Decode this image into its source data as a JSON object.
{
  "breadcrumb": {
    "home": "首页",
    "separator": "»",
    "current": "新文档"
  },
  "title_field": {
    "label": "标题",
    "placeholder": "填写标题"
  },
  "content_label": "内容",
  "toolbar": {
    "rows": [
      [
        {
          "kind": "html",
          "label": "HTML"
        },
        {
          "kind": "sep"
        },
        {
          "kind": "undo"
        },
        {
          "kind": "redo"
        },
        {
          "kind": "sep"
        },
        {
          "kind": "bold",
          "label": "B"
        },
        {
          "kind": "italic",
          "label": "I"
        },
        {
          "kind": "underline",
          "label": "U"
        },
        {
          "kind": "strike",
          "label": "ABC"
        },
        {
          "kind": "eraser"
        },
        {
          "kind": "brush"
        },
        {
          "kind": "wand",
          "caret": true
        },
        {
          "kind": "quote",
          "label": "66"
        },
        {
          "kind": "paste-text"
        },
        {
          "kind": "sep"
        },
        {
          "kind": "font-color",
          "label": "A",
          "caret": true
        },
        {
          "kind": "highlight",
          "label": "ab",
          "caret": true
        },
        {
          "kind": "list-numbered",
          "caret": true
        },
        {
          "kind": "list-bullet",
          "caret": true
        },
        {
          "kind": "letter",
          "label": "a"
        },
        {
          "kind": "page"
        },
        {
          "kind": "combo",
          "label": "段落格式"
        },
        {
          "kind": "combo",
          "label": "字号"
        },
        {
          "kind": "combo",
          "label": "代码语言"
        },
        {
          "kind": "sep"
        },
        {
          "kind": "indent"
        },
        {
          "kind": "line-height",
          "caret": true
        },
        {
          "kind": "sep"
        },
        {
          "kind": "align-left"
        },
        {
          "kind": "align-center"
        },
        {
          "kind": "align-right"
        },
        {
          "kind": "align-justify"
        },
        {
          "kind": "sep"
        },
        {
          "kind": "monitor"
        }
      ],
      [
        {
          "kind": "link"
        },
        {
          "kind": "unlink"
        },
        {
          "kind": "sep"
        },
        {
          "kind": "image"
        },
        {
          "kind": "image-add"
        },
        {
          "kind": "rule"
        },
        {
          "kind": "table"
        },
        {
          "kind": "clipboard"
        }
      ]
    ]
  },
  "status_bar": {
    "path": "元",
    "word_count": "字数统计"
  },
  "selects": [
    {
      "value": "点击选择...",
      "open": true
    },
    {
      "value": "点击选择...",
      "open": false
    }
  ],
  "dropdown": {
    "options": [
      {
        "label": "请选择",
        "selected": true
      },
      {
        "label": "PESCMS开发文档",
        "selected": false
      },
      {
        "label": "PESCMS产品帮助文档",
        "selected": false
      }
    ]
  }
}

Requirement: Repeat the data above exactly.

Worked solution:
Decode this image into its source data as a JSON object.
{
  "breadcrumb": {
    "home": "首页",
    "separator": "»",
    "current": "新文档"
  },
  "title_field": {
    "label": "标题",
    "placeholder": "填写标题"
  },
  "content_label": "内容",
  "toolbar": {
    "rows": [
      [
        {
          "kind": "html",
          "label": "HTML"
        },
        {
          "kind": "sep"
        },
        {
          "kind": "undo"
        },
        {
          "kind": "redo"
        },
        {
          "kind": "sep"
        },
        {
          "kind": "bold",
          "label": "B"
        },
        {
          "kind": "italic",
          "label": "I"
        },
        {
          "kind": "underline",
          "label": "U"
        },
        {
          "kind": "strike",
          "label": "ABC"
        },
        {
          "kind": "eraser"
        },
        {
          "kind": "brush"
        },
        {
          "kind": "wand",
          "caret": true
        },
        {
          "kind": "quote",
          "label": "66"
        },
        {
          "kind": "paste-text"
        },
        {
          "kind": "sep"
        },
        {
          "kind": "font-color",
          "label": "A",
          "caret": true
        },
        {
          "kind": "highlight",
          "label": "ab",
          "caret": true
        },
        {
          "kind": "list-numbered",
          "caret": true
        },
        {
          "kind": "list-bullet",
          "caret": true
        },
        {
          "kind": "letter",
          "label": "a"
        },
        {
          "kind": "page"
        },
        {
          "kind": "combo",
          "label": "段落格式"
        },
        {
          "kind": "combo",
          "label": "字号"
        },
        {
          "kind": "combo",
          "label": "代码语言"
        },
        {
          "kind": "sep"
        },
        {
          "kind": "indent"
        },
        {
          "kind": "line-height",
          "caret": true
        },
        {
          "kind": "sep"
        },
        {
          "kind": "align-left"
        },
        {
          "kind": "align-center"
        },
        {
          "kind": "align-right"
        },
        {
          "kind": "align-justify"
        },
        {
          "kind": "sep"
        },
        {
          "kind": "monitor"
        }
      ],
      [
        {
          "kind": "link"
        },
        {
          "kind": "unlink"
        },
        {
          "kind": "sep"
        },
        {
          "kind": "image"
        },
        {
          "kind": "image-add"
        },
        {
          "kind": "rule"
        },
        {
          "kind": "table"
        },
        {
          "kind": "clipboard"
        }
      ]
    ]
  },
  "status_bar": {
    "path": "元",
    "word_count": "字数统计"
  },
  "selects": [
    {
      "value": "点击选择...",
      "open": true
    },
    {
      "value": "点击选择...",
      "open": false
    }
  ],
  "dropdown": {
    "options": [
      {
        "label": "请选择",
        "selected": true
      },
      {
        "label": "PESCMS开发文档",
        "selected": false
      },
      {
        "label": "PESCMS产品帮助文档",
        "selected": false
      }
    ]
  }
}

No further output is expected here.